Exercise requirements:
Retype the whole listing, please, keeping every line exact and dropping the pictures.
━━━━━━━━━━━━━━━━━━━━━━━━━━━━━━
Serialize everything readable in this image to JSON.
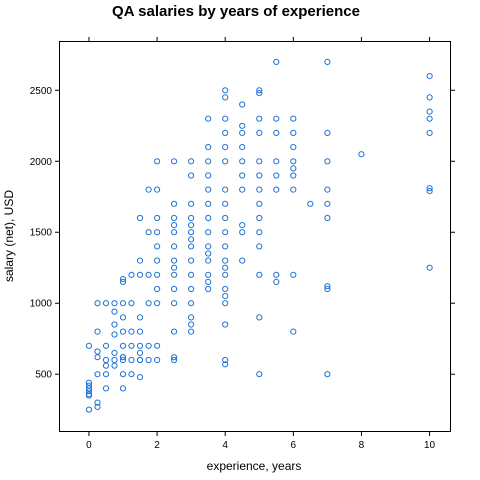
{
  "chart_data": {
    "type": "scatter",
    "title": "QA salaries by years of experience",
    "xlabel": "experience, years",
    "ylabel": "salary (net), USD",
    "xlim": [
      -0.85,
      10.6
    ],
    "ylim": [
      100,
      2840
    ],
    "xticks": [
      0,
      2,
      4,
      6,
      8,
      10
    ],
    "yticks": [
      500,
      1000,
      1500,
      2000,
      2500
    ],
    "grid": false,
    "point_color": "#1f73d6",
    "x": [
      0,
      0,
      0,
      0,
      0,
      0,
      0,
      0,
      0.25,
      0.25,
      0.25,
      0.25,
      0.25,
      0.25,
      0.25,
      0.5,
      0.5,
      0.5,
      0.5,
      0.5,
      0.5,
      0.75,
      0.75,
      0.75,
      0.75,
      0.75,
      0.75,
      0.75,
      1,
      1,
      1,
      1,
      1,
      1,
      1,
      1,
      1,
      1,
      1,
      1.25,
      1.25,
      1.25,
      1.25,
      1.25,
      1.25,
      1.5,
      1.5,
      1.5,
      1.5,
      1.5,
      1.5,
      1.5,
      1.5,
      1.5,
      1.5,
      1.75,
      1.75,
      1.75,
      1.75,
      1.75,
      1.75,
      2,
      2,
      2,
      2,
      2,
      2,
      2,
      2,
      2,
      2,
      2,
      2.5,
      2.5,
      2.5,
      2.5,
      2.5,
      2.5,
      2.5,
      2.5,
      2.5,
      2.5,
      2.5,
      2.5,
      2.5,
      2.5,
      3,
      3,
      3,
      3,
      3,
      3,
      3,
      3,
      3,
      3,
      3,
      3,
      3,
      3,
      3,
      3.5,
      3.5,
      3.5,
      3.5,
      3.5,
      3.5,
      3.5,
      3.5,
      3.5,
      3.5,
      3.5,
      3.5,
      3.5,
      3.5,
      4,
      4,
      4,
      4,
      4,
      4,
      4,
      4,
      4,
      4,
      4,
      4,
      4,
      4,
      4,
      4,
      4,
      4,
      4,
      4,
      4.5,
      4.5,
      4.5,
      4.5,
      4.5,
      4.5,
      4.5,
      4.5,
      4.5,
      4.5,
      5,
      5,
      5,
      5,
      5,
      5,
      5,
      5,
      5,
      5,
      5,
      5,
      5,
      5,
      5.5,
      5.5,
      5.5,
      5.5,
      5.5,
      5.5,
      5.5,
      5.5,
      6,
      6,
      6,
      6,
      6,
      6,
      6,
      6,
      6,
      6.5,
      7,
      7,
      7,
      7,
      7,
      7,
      7,
      7,
      7,
      8,
      10,
      10,
      10,
      10,
      10,
      10,
      10,
      10
    ],
    "y": [
      250,
      350,
      400,
      440,
      700,
      380,
      420,
      360,
      270,
      300,
      500,
      620,
      660,
      800,
      1000,
      400,
      500,
      560,
      600,
      700,
      1000,
      560,
      600,
      650,
      780,
      850,
      940,
      1000,
      400,
      500,
      600,
      620,
      700,
      800,
      900,
      1000,
      1150,
      1170,
      620,
      500,
      600,
      700,
      800,
      1000,
      1200,
      480,
      600,
      650,
      700,
      800,
      900,
      1200,
      1300,
      1600,
      600,
      600,
      700,
      1000,
      1200,
      1500,
      1800,
      600,
      700,
      1000,
      1100,
      1200,
      1300,
      1400,
      1500,
      1800,
      2000,
      1600,
      600,
      620,
      800,
      1000,
      1100,
      1200,
      1250,
      1300,
      1400,
      1500,
      1550,
      1600,
      1700,
      2000,
      800,
      850,
      900,
      1000,
      1100,
      1200,
      1300,
      1400,
      1450,
      1500,
      1550,
      1600,
      1700,
      1900,
      2000,
      1100,
      1150,
      1200,
      1300,
      1400,
      1500,
      1600,
      1700,
      1800,
      1900,
      2000,
      2100,
      2300,
      1350,
      570,
      600,
      850,
      1000,
      1050,
      1100,
      1200,
      1250,
      1300,
      1400,
      1500,
      1600,
      1700,
      1800,
      2000,
      2100,
      2200,
      2300,
      2450,
      2500,
      1300,
      1550,
      1800,
      1900,
      2000,
      2100,
      2200,
      2250,
      2400,
      1500,
      500,
      900,
      1200,
      1400,
      1500,
      1600,
      1700,
      1800,
      1900,
      2000,
      2200,
      2300,
      2480,
      2500,
      1150,
      1200,
      1800,
      2000,
      2200,
      2300,
      2700,
      1900,
      800,
      1200,
      1800,
      1900,
      2000,
      2200,
      2300,
      1950,
      2100,
      1700,
      500,
      1100,
      1120,
      1600,
      1700,
      1800,
      2000,
      2200,
      2700,
      2050,
      1250,
      1790,
      1810,
      2200,
      2300,
      2350,
      2450,
      2600
    ]
  }
}
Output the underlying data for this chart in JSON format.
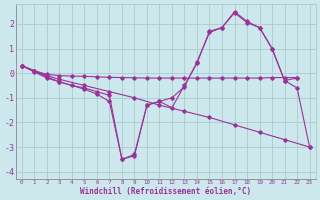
━━━━━━━━━━━━━━━━━━━━━━━━━━━━━━
Result:
Serialize everything readable in this image to JSON.
{
  "chart_data": {
    "type": "scatter",
    "title": "QA salaries by years of experience",
    "xlabel": "experience, years",
    "ylabel": "salary (net), USD",
    "xlim": [
      -0.85,
      10.6
    ],
    "ylim": [
      100,
      2840
    ],
    "xticks": [
      0,
      2,
      4,
      6,
      8,
      10
    ],
    "yticks": [
      500,
      1000,
      1500,
      2000,
      2500
    ],
    "grid": false,
    "point_color": "#1f73d6",
    "x": [
      0,
      0,
      0,
      0,
      0,
      0,
      0,
      0,
      0.25,
      0.25,
      0.25,
      0.25,
      0.25,
      0.25,
      0.25,
      0.5,
      0.5,
      0.5,
      0.5,
      0.5,
      0.5,
      0.75,
      0.75,
      0.75,
      0.75,
      0.75,
      0.75,
      0.75,
      1,
      1,
      1,
      1,
      1,
      1,
      1,
      1,
      1,
      1,
      1,
      1.25,
      1.25,
      1.25,
      1.25,
      1.25,
      1.25,
      1.5,
      1.5,
      1.5,
      1.5,
      1.5,
      1.5,
      1.5,
      1.5,
      1.5,
      1.5,
      1.75,
      1.75,
      1.75,
      1.75,
      1.75,
      1.75,
      2,
      2,
      2,
      2,
      2,
      2,
      2,
      2,
      2,
      2,
      2,
      2.5,
      2.5,
      2.5,
      2.5,
      2.5,
      2.5,
      2.5,
      2.5,
      2.5,
      2.5,
      2.5,
      2.5,
      2.5,
      2.5,
      3,
      3,
      3,
      3,
      3,
      3,
      3,
      3,
      3,
      3,
      3,
      3,
      3,
      3,
      3,
      3.5,
      3.5,
      3.5,
      3.5,
      3.5,
      3.5,
      3.5,
      3.5,
      3.5,
      3.5,
      3.5,
      3.5,
      3.5,
      3.5,
      4,
      4,
      4,
      4,
      4,
      4,
      4,
      4,
      4,
      4,
      4,
      4,
      4,
      4,
      4,
      4,
      4,
      4,
      4,
      4,
      4.5,
      4.5,
      4.5,
      4.5,
      4.5,
      4.5,
      4.5,
      4.5,
      4.5,
      4.5,
      5,
      5,
      5,
      5,
      5,
      5,
      5,
      5,
      5,
      5,
      5,
      5,
      5,
      5,
      5.5,
      5.5,
      5.5,
      5.5,
      5.5,
      5.5,
      5.5,
      5.5,
      6,
      6,
      6,
      6,
      6,
      6,
      6,
      6,
      6,
      6.5,
      7,
      7,
      7,
      7,
      7,
      7,
      7,
      7,
      7,
      8,
      10,
      10,
      10,
      10,
      10,
      10,
      10,
      10
    ],
    "y": [
      250,
      350,
      400,
      440,
      700,
      380,
      420,
      360,
      270,
      300,
      500,
      620,
      660,
      800,
      1000,
      400,
      500,
      560,
      600,
      700,
      1000,
      560,
      600,
      650,
      780,
      850,
      940,
      1000,
      400,
      500,
      600,
      620,
      700,
      800,
      900,
      1000,
      1150,
      1170,
      620,
      500,
      600,
      700,
      800,
      1000,
      1200,
      480,
      600,
      650,
      700,
      800,
      900,
      1200,
      1300,
      1600,
      600,
      600,
      700,
      1000,
      1200,
      1500,
      1800,
      600,
      700,
      1000,
      1100,
      1200,
      1300,
      1400,
      1500,
      1800,
      2000,
      1600,
      600,
      620,
      800,
      1000,
      1100,
      1200,
      1250,
      1300,
      1400,
      1500,
      1550,
      1600,
      1700,
      2000,
      800,
      850,
      900,
      1000,
      1100,
      1200,
      1300,
      1400,
      1450,
      1500,
      1550,
      1600,
      1700,
      1900,
      2000,
      1100,
      1150,
      1200,
      1300,
      1400,
      1500,
      1600,
      1700,
      1800,
      1900,
      2000,
      2100,
      2300,
      1350,
      570,
      600,
      850,
      1000,
      1050,
      1100,
      1200,
      1250,
      1300,
      1400,
      1500,
      1600,
      1700,
      1800,
      2000,
      2100,
      2200,
      2300,
      2450,
      2500,
      1300,
      1550,
      1800,
      1900,
      2000,
      2100,
      2200,
      2250,
      2400,
      1500,
      500,
      900,
      1200,
      1400,
      1500,
      1600,
      1700,
      1800,
      1900,
      2000,
      2200,
      2300,
      2480,
      2500,
      1150,
      1200,
      1800,
      2000,
      2200,
      2300,
      2700,
      1900,
      800,
      1200,
      1800,
      1900,
      2000,
      2200,
      2300,
      1950,
      2100,
      1700,
      500,
      1100,
      1120,
      1600,
      1700,
      1800,
      2000,
      2200,
      2700,
      2050,
      1250,
      1790,
      1810,
      2200,
      2300,
      2350,
      2450,
      2600
    ]
  }
}
Output the underlying data for this chart in JSON format.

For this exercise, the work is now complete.